Stored dataset items —
-*-*-

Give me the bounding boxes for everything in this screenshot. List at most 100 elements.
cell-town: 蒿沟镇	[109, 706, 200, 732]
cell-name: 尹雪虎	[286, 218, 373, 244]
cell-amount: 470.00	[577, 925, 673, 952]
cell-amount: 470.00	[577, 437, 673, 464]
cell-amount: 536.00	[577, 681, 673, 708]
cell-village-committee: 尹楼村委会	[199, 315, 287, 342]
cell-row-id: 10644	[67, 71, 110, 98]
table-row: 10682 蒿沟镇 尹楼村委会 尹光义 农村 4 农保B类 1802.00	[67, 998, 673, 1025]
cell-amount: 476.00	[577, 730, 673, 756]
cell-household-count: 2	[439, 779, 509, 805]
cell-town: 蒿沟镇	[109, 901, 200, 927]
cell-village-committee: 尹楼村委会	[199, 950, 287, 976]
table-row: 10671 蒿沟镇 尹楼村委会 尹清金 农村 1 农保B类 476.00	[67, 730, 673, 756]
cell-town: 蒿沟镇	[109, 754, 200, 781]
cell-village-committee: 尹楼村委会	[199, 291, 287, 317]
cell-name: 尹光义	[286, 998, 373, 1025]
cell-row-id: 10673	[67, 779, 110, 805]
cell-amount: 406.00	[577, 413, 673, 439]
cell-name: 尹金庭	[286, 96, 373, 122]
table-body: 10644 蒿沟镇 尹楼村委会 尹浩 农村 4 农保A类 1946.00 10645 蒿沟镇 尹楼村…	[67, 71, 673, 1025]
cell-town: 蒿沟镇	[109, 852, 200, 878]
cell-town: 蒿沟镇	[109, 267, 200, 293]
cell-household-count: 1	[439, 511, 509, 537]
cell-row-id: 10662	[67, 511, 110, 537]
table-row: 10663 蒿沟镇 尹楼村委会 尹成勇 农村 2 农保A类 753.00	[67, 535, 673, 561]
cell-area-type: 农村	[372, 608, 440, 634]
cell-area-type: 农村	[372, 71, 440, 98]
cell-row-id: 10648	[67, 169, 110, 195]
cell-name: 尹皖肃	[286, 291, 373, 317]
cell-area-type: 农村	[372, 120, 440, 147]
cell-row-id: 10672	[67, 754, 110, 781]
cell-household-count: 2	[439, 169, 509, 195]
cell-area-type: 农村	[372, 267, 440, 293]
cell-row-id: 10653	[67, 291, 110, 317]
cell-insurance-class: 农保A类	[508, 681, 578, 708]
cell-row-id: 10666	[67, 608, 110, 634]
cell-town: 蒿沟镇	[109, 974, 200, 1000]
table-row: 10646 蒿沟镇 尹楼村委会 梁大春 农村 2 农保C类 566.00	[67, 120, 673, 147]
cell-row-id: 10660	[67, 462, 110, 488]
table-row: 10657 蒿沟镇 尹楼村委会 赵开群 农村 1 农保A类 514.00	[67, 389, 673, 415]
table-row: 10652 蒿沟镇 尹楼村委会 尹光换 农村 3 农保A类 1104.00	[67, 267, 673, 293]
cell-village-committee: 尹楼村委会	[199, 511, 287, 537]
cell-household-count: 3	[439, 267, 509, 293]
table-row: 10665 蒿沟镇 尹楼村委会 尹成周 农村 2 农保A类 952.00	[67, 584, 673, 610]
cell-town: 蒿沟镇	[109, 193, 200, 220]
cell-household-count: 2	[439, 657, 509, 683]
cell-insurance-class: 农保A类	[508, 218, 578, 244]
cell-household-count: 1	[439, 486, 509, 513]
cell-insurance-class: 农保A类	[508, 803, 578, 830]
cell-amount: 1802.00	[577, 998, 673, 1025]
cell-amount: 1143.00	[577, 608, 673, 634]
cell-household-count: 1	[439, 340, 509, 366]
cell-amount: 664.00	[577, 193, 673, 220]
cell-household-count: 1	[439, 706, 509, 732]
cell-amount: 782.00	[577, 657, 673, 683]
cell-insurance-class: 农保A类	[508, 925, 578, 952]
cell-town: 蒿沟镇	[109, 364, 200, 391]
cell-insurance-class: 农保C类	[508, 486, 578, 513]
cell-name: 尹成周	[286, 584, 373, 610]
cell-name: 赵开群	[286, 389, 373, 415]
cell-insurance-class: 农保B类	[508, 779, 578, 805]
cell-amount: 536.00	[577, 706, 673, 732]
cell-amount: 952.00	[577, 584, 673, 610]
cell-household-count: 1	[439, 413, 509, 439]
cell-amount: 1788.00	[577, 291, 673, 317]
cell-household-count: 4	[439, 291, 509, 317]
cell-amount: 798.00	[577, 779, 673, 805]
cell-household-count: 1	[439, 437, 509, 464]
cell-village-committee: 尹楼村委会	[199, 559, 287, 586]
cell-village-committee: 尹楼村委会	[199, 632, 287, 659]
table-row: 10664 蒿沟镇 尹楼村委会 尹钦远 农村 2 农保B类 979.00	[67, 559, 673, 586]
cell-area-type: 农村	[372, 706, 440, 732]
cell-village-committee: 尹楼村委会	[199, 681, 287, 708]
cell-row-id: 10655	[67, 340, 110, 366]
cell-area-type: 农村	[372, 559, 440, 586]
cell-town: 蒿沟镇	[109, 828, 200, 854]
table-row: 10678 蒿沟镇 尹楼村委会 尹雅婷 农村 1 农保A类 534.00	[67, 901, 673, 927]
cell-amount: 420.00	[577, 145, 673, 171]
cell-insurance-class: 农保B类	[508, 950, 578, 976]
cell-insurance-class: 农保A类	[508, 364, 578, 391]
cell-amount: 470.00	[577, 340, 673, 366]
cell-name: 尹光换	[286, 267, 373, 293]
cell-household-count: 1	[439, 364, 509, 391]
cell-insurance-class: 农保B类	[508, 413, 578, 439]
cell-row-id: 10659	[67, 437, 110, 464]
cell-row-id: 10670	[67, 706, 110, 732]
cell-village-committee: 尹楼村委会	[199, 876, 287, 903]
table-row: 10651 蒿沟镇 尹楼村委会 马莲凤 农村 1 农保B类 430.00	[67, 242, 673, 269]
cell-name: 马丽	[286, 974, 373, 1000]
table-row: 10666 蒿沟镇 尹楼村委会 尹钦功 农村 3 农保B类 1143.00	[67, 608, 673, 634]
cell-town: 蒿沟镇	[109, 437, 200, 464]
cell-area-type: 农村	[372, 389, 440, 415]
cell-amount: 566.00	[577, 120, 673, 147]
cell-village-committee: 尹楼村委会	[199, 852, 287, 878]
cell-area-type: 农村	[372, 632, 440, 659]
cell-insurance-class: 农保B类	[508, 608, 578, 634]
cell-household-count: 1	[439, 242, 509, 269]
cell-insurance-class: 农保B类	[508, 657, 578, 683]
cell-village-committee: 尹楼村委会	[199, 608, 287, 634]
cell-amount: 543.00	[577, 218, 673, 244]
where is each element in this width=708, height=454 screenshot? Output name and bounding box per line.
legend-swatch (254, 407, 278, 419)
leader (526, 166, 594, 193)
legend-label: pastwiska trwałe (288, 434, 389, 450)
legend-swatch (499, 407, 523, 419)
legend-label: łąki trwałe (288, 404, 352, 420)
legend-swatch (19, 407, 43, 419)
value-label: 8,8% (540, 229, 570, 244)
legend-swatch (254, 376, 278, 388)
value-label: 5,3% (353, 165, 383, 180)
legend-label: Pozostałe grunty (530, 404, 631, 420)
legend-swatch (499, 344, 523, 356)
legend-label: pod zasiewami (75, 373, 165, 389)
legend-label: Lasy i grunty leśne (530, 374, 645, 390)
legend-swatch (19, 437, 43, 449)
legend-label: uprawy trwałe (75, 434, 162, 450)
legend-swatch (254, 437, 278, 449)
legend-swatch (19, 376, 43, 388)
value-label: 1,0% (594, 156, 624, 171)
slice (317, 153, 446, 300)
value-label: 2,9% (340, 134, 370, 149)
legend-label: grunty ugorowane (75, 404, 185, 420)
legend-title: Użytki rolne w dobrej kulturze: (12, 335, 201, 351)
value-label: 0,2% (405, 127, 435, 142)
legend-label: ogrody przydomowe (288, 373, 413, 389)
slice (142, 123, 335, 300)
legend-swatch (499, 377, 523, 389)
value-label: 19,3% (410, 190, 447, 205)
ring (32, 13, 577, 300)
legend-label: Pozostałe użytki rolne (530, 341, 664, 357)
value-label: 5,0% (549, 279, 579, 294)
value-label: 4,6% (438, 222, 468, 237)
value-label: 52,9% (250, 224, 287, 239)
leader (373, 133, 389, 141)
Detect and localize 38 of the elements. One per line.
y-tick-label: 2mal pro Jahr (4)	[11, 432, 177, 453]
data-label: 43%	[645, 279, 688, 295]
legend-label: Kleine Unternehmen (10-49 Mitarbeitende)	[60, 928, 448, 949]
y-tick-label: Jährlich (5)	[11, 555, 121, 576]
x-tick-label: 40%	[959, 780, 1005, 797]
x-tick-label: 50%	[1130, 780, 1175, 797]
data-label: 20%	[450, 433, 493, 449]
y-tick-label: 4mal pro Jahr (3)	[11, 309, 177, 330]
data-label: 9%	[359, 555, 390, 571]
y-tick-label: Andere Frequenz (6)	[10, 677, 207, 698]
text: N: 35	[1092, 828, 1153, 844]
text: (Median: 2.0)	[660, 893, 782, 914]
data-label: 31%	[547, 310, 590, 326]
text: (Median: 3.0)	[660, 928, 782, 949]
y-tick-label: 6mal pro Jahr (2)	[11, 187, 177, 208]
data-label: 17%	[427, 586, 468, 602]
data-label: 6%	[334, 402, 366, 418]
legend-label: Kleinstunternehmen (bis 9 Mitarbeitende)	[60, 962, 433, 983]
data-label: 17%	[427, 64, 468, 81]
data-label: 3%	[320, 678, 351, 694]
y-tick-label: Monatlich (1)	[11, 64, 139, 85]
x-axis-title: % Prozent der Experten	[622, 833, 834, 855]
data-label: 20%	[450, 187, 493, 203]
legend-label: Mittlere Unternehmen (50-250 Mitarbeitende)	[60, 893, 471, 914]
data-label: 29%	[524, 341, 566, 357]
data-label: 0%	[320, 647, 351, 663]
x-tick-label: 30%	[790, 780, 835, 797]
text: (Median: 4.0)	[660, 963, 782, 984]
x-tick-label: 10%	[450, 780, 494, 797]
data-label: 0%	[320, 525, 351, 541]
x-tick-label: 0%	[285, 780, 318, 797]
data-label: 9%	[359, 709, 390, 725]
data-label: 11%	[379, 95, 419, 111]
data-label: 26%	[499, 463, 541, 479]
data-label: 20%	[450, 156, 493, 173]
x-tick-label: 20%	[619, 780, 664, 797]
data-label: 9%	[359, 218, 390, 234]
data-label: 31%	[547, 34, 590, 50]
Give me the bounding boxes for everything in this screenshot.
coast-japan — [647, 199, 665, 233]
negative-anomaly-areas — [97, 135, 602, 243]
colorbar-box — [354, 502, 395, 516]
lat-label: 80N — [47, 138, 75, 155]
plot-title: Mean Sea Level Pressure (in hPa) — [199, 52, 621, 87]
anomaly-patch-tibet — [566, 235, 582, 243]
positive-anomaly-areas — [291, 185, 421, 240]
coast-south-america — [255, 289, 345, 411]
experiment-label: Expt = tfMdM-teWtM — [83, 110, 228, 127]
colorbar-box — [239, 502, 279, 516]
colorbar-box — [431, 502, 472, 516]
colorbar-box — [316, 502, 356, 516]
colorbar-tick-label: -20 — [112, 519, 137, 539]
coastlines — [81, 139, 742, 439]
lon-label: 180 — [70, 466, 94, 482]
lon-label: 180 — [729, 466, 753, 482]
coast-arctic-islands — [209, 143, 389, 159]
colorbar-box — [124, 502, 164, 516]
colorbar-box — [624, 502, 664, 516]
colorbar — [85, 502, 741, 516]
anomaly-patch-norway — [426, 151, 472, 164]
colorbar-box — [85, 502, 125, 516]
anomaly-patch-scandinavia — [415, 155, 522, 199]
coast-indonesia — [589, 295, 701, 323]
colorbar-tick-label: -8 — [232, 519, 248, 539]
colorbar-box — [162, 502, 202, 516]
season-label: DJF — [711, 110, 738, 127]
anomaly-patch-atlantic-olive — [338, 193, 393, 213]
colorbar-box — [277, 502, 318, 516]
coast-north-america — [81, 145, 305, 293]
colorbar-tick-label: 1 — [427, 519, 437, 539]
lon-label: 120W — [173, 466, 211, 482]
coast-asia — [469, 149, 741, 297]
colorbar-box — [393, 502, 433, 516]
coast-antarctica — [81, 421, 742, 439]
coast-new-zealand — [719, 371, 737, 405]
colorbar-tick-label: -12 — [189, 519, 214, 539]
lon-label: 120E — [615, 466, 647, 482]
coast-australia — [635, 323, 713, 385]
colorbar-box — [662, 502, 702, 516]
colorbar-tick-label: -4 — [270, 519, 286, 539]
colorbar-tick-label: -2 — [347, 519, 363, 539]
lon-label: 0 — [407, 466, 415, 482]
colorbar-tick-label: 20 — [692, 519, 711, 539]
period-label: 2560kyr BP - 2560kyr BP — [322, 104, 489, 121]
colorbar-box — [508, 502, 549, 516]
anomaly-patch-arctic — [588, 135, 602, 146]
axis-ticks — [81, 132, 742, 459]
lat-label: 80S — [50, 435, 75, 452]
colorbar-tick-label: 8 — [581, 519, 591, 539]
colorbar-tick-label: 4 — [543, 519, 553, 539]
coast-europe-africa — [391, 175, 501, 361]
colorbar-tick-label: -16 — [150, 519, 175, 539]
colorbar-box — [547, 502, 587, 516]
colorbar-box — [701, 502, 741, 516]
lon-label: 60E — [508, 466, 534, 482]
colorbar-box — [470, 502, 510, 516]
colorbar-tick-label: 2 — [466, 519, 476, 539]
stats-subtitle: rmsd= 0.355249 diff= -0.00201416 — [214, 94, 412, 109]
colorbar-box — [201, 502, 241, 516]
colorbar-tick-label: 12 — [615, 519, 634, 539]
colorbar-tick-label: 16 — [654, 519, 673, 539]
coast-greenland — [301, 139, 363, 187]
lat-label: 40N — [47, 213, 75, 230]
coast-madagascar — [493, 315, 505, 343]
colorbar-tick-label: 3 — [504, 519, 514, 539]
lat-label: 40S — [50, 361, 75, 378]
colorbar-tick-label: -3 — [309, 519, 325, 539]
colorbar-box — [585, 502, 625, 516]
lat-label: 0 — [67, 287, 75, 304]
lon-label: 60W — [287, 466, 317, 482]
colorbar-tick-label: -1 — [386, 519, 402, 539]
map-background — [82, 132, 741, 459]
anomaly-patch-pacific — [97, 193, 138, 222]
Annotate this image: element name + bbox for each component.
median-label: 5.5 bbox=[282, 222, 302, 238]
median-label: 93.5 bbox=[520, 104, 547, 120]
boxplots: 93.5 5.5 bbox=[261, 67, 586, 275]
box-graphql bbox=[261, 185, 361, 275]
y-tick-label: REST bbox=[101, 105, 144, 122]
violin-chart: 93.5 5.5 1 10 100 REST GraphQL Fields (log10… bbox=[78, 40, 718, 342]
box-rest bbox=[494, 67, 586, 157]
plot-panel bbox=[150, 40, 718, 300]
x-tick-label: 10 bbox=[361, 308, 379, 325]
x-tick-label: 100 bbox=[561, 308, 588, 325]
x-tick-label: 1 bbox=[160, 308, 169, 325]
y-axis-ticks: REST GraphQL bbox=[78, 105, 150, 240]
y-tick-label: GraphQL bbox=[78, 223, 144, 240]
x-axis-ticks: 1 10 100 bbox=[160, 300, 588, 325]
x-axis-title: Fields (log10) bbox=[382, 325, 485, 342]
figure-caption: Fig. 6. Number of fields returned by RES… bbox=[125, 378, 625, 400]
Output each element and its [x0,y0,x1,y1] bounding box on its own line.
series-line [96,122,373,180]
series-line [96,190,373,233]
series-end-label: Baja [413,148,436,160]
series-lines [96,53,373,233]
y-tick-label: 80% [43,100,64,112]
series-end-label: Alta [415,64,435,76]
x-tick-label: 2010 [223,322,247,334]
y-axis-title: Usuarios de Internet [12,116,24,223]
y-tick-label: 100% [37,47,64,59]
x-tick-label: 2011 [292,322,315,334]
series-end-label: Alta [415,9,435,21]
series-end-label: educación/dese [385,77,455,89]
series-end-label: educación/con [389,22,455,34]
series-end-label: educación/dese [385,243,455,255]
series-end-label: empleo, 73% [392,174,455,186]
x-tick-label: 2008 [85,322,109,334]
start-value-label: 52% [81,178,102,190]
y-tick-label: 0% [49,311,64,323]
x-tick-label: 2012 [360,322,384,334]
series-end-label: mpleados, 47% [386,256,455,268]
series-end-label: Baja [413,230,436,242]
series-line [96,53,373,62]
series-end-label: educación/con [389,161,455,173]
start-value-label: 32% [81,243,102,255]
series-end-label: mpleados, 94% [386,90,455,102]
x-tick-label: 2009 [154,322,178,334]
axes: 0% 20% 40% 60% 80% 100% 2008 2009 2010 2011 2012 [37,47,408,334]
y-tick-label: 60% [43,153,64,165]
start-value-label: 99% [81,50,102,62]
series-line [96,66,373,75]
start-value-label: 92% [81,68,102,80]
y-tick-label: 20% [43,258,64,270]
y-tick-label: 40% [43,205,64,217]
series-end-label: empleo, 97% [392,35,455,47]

-*-*-

What is being asked — Reproduce the lines above verbatim, from the very first one through the line containing "681, 673, 708]", including both of these lines.

Written solution —
Give me the bounding boxes for everything in this screenshot. List at most 100 elements.
cell-town: 蒿沟镇	[109, 706, 200, 732]
cell-name: 尹雪虎	[286, 218, 373, 244]
cell-amount: 470.00	[577, 925, 673, 952]
cell-amount: 470.00	[577, 437, 673, 464]
cell-amount: 536.00	[577, 681, 673, 708]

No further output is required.